[Collected data entries]
--
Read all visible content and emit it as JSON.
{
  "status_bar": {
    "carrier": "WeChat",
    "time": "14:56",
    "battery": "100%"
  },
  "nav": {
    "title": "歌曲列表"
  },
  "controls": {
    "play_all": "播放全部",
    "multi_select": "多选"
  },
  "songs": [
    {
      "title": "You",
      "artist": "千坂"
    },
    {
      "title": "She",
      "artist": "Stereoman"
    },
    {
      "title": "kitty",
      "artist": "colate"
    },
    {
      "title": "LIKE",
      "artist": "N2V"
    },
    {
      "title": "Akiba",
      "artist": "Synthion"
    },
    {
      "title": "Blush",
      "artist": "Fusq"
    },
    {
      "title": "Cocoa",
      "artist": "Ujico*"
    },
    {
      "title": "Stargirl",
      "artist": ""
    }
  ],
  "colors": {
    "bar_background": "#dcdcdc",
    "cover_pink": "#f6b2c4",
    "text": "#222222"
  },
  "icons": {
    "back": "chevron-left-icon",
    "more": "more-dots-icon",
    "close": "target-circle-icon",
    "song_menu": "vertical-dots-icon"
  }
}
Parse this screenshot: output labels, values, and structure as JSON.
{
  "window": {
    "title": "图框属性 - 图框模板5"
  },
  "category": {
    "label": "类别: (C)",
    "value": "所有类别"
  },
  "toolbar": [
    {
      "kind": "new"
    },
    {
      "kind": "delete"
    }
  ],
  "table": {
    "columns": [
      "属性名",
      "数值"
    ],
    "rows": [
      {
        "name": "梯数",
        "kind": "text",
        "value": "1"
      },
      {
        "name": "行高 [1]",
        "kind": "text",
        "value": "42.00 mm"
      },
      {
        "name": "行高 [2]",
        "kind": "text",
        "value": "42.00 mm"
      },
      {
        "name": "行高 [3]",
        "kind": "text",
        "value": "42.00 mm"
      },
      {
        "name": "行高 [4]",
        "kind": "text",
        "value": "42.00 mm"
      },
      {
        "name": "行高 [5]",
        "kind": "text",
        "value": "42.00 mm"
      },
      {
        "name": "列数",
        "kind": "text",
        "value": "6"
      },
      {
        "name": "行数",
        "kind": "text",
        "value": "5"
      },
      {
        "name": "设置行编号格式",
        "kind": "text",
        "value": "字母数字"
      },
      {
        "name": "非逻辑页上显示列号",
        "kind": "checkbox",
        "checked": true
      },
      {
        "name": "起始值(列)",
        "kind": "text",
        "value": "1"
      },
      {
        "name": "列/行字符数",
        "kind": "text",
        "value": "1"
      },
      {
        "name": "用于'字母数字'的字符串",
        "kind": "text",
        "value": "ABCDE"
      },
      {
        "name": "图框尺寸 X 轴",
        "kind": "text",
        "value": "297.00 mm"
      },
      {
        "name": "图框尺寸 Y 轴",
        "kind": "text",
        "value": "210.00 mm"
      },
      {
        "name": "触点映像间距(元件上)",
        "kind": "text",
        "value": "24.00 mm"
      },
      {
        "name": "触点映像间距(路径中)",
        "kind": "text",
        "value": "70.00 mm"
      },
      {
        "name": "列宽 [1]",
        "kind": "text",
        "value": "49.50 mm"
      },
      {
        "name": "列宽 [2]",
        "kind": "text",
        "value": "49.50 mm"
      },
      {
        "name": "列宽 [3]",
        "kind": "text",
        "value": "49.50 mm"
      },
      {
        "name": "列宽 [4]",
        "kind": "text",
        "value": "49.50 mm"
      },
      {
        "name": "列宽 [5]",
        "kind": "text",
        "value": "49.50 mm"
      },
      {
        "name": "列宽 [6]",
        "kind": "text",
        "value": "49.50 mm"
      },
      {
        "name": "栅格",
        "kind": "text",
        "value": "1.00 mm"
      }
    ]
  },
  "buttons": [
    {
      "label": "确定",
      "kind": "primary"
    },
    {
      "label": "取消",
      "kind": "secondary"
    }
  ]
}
--
### REQUIRED WORK
Work through the records above line by line and count those that hold the string "title". Give only the result.

### TASK SOLUTION
10